ATENAS – No dia 12 de julho, a cimeira com os líderes da zona euro ditou os seus termos de rendição ao primeiro-ministro grego, Alexis Tsipras, que, aterrorizado com as alternativas, aceitou todos eles. Um desses termos dizia respeito à disposição dos restantes ativos públicos da Grécia.

Os líderes da zona euro exigiram que os ativos públicos gregos sejam transferidos para um fundo tipo Treuhand - um veículo de venda urgente semelhante ao utilizado após a queda do Muro de Berlim para privatizar rapidamente, com grande prejuízo financeiro e com efeitos devastadores no emprego de toda a propriedade pública do Estado alemão oriental que desvaneceu.

[Material fornecido]
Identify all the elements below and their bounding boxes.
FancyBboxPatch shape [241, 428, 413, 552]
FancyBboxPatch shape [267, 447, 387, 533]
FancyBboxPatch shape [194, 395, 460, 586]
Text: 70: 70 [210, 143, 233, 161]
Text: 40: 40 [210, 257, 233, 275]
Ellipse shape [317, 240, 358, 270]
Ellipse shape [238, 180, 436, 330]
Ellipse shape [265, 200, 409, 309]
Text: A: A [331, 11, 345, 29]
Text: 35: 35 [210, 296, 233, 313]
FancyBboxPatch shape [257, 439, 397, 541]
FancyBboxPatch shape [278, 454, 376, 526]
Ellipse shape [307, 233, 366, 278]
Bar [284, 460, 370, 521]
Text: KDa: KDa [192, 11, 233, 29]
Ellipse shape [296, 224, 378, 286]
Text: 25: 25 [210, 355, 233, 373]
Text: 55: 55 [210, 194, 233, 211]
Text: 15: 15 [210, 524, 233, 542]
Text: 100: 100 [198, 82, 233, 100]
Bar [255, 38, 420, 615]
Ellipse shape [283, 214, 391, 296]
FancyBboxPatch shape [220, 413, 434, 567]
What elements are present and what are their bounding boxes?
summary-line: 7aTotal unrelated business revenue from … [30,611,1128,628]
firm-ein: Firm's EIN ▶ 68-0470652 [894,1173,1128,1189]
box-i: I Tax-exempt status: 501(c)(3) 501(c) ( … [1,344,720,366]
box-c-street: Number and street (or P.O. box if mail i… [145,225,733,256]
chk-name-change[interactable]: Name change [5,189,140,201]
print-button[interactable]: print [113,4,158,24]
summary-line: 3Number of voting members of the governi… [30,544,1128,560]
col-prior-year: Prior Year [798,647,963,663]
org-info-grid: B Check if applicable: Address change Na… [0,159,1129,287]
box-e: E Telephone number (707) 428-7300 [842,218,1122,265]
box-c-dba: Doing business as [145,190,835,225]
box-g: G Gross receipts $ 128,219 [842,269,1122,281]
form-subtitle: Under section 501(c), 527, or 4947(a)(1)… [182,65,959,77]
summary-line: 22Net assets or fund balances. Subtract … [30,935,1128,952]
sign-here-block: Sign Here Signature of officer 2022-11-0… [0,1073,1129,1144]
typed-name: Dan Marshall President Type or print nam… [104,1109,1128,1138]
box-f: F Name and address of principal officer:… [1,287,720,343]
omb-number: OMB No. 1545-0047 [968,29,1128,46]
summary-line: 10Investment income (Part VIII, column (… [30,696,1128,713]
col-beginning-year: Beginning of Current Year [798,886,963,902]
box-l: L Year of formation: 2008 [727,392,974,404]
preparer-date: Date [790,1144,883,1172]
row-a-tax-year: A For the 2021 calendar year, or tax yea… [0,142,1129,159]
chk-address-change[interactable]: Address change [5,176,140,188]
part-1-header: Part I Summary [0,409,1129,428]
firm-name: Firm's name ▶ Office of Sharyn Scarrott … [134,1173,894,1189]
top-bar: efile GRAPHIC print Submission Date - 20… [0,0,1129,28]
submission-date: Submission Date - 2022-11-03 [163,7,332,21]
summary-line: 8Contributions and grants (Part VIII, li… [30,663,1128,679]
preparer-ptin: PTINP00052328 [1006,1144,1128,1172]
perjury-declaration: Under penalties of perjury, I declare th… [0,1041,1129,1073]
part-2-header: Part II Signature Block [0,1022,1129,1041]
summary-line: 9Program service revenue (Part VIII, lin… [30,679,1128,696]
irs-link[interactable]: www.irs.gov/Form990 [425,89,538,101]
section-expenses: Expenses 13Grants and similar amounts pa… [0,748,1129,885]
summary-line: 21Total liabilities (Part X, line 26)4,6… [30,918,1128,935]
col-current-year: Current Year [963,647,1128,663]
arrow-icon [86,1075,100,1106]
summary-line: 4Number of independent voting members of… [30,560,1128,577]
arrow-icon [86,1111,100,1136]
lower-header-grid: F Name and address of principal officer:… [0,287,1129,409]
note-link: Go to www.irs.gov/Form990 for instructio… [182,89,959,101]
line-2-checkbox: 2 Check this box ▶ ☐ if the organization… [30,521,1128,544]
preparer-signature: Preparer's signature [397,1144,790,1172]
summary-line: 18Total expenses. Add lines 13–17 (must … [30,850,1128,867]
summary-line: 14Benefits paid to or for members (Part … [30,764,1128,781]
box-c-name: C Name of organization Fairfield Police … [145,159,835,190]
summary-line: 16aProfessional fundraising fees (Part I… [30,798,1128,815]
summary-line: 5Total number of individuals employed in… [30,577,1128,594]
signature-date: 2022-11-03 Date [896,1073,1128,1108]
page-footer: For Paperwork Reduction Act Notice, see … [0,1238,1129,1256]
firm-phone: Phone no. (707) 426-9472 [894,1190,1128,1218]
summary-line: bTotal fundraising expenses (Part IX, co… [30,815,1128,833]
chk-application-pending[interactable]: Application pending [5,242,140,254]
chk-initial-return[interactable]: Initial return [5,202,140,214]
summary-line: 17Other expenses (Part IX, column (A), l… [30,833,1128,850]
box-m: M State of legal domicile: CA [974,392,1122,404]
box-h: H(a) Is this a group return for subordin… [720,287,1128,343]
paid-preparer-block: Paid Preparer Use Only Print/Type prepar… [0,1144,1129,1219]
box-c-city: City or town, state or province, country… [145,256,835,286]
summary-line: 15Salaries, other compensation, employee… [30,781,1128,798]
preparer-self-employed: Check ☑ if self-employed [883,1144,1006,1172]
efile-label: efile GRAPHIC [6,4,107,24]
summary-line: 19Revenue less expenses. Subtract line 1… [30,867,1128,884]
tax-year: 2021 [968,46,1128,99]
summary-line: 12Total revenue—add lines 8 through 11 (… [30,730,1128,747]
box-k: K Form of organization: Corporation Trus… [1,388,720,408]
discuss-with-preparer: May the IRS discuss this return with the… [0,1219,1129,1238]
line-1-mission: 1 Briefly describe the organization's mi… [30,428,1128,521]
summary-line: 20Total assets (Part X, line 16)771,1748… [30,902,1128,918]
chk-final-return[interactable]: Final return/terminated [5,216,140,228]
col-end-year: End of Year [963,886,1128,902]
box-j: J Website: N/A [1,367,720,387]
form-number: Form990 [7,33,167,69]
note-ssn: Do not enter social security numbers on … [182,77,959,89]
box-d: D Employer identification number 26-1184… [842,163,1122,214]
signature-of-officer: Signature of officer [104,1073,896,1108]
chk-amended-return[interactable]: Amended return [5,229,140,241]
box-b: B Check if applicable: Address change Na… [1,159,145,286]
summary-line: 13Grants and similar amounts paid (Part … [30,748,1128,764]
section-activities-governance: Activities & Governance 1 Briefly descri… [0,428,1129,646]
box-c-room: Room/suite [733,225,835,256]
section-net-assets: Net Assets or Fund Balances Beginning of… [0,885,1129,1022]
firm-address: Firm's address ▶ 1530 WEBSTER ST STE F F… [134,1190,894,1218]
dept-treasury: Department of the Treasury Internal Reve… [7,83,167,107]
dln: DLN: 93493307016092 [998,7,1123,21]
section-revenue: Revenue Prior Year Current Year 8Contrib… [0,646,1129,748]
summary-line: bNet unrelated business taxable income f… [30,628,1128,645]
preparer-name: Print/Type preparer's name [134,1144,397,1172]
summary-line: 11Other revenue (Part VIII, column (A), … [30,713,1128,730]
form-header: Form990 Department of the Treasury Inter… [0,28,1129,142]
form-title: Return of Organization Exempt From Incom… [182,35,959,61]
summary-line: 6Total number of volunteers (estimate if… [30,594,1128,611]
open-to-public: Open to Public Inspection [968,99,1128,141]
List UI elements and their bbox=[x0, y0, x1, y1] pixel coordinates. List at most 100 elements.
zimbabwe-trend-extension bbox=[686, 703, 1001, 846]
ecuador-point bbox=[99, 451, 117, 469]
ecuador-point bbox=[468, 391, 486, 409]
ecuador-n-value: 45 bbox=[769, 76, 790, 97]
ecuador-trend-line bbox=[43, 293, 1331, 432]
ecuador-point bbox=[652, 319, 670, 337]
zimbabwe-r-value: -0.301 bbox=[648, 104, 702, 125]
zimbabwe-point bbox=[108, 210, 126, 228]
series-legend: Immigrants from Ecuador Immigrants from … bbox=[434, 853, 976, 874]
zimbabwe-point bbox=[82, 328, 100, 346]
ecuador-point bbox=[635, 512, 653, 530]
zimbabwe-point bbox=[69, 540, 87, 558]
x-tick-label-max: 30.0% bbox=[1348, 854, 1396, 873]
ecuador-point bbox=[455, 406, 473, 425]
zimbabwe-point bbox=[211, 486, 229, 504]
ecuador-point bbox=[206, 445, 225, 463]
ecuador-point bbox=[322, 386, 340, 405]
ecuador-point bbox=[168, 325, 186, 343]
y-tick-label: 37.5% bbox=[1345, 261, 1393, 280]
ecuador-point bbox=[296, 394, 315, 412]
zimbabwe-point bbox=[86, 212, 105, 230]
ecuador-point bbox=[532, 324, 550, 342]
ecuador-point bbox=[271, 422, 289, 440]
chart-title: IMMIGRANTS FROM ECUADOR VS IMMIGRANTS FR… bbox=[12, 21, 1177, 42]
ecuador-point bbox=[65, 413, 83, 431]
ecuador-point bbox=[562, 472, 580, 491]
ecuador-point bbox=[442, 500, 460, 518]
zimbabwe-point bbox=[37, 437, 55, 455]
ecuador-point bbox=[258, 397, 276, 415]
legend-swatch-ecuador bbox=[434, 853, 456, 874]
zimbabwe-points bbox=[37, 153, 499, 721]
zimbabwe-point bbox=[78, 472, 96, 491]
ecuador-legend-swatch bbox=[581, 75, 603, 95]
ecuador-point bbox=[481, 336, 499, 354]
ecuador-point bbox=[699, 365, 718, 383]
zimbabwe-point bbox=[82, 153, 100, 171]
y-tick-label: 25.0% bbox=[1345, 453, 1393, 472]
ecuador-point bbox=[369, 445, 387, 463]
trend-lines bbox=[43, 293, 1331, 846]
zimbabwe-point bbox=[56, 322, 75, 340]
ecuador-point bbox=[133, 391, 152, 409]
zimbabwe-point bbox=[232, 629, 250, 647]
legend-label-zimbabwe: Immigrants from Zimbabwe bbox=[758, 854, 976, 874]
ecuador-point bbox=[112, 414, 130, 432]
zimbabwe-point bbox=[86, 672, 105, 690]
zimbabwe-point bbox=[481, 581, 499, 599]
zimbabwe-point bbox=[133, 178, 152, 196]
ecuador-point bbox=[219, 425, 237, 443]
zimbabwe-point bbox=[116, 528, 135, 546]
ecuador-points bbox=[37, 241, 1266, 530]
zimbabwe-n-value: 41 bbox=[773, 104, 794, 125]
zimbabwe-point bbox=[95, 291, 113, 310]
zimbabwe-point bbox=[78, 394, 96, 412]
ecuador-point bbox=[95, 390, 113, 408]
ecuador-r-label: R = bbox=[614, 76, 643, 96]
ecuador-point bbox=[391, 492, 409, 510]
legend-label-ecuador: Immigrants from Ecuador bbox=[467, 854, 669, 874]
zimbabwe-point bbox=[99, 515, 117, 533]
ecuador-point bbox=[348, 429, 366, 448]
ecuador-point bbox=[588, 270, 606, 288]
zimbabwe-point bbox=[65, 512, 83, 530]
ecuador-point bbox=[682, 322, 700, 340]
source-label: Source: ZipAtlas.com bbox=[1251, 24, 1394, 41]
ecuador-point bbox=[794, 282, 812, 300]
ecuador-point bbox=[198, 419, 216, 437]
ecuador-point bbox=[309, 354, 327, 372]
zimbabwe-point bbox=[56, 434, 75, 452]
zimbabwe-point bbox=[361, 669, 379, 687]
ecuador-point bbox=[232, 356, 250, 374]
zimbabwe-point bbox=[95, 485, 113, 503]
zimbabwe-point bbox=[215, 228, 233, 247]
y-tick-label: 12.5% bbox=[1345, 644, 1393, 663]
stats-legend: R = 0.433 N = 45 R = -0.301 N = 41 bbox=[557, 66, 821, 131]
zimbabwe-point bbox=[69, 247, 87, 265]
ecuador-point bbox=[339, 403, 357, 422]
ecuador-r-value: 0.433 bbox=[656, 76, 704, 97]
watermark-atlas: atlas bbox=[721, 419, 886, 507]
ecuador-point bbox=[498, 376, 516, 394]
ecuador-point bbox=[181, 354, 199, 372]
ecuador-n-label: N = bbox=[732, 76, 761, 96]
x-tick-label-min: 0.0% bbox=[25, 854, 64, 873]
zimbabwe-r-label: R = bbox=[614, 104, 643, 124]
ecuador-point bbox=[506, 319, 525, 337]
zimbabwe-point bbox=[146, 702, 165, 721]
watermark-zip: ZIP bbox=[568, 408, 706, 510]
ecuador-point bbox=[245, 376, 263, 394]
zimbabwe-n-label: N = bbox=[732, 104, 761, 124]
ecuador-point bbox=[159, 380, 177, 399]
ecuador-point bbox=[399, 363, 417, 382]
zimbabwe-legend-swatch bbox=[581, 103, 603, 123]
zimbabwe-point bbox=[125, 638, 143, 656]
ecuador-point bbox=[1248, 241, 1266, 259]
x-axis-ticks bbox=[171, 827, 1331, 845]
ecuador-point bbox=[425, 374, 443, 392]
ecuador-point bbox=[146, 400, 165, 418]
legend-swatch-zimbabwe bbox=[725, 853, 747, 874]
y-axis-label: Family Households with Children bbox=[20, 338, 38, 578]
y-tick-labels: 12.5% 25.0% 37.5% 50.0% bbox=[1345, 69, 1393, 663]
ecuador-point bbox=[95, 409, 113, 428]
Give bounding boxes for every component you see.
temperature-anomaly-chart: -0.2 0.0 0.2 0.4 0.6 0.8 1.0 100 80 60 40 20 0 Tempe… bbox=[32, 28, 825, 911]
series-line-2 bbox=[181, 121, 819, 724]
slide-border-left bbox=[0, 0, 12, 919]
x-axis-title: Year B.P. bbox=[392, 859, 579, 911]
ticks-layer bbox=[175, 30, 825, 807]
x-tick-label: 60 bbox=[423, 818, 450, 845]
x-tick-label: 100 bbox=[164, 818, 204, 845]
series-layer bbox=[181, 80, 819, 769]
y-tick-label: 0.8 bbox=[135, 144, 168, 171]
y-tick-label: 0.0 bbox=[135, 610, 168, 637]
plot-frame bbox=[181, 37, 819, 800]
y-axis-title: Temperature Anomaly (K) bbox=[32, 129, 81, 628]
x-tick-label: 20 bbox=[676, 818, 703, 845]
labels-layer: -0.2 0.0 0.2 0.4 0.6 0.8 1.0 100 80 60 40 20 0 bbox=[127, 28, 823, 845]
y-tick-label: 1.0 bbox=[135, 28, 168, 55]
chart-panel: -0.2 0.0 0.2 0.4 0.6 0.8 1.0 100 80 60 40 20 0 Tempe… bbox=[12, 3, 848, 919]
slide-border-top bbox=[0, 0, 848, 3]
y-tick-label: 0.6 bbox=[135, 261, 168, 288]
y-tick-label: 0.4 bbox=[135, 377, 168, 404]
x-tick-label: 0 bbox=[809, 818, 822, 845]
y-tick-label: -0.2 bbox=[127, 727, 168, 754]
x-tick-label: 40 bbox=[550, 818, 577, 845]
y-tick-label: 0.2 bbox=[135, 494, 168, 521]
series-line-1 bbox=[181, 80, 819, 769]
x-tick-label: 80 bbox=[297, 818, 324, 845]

[Ação necessária A] Segundo o trecho sobre a cimeira da zona euro, em que dia a cimeira ditou os seus termos ao primeiro-ministro grego?
[Ação necessária B] Transcreva do trecho sobre a cimeira da zona euro a parte que abre com as palavras que contêm "Os líderes da zona euro exigiram" e fecha com "oriental que desvaneceu.".
[Ação necessária C] Continue o trecho sobre a cimeira da zona euro a partir do ponto em que ele termina.
Os registos provêm de uma fonte diferente.

[Resposta à tarefa A] No dia 12 de julho.

[Resposta à tarefa B]
Os líderes da zona euro exigiram que os ativos públicos gregos sejam transferidos para um fundo tipo Treuhand - um veículo de venda urgente semelhante ao utilizado após a queda do Muro de Berlim para privatizar rapidamente, com grande prejuízo financeiro e com efeitos devastadores no emprego de toda a propriedade pública do Estado alemão oriental que desvaneceu.

[Resposta à tarefa C]
Este Treuhand grego seria sediado no – esperem por isso – Luxemburgo e seria gerido por uma equipa orientada pelo ministro das Finanças da Alemanha, Wolfgang Schäuble, o autor do esquema. Isso iria concluir as vendas urgentes no espaço de três anos. Mas, atendendo a que o trabalho do Treuhand original foi acompanhado por investimentos maciços em infraestruturas por parte da Alemanha Ocidental e por transferências sociais em larga escala para a população da Alemanha Oriental, o povo da Grécia não receberia nenhum benefício correspondente de qualquer espécie.

Euclid Tsakalotos, que me sucedeu como ministro das Finanças da Grécia, há duas semanas, fez o seu melhor para melhorar os piores aspetos do plano grego Treuhand. Ele fez com que o fundo ficasse domiciliado em Atenas e arrancou dos credores da Grécia (a chamada troika da Comissão Europeia, do Banco Central Europeu e do Fundo Monetário Internacional) a importante autorização para que as vendas possam continuar ao longo de 30 anos, em vez dos meros três. Isto foi crucial, pois irá permitir ao Estado grego manter os ativos subvalorizados até que o seu preço recupere dos baixos atuais induzidos pela recessão.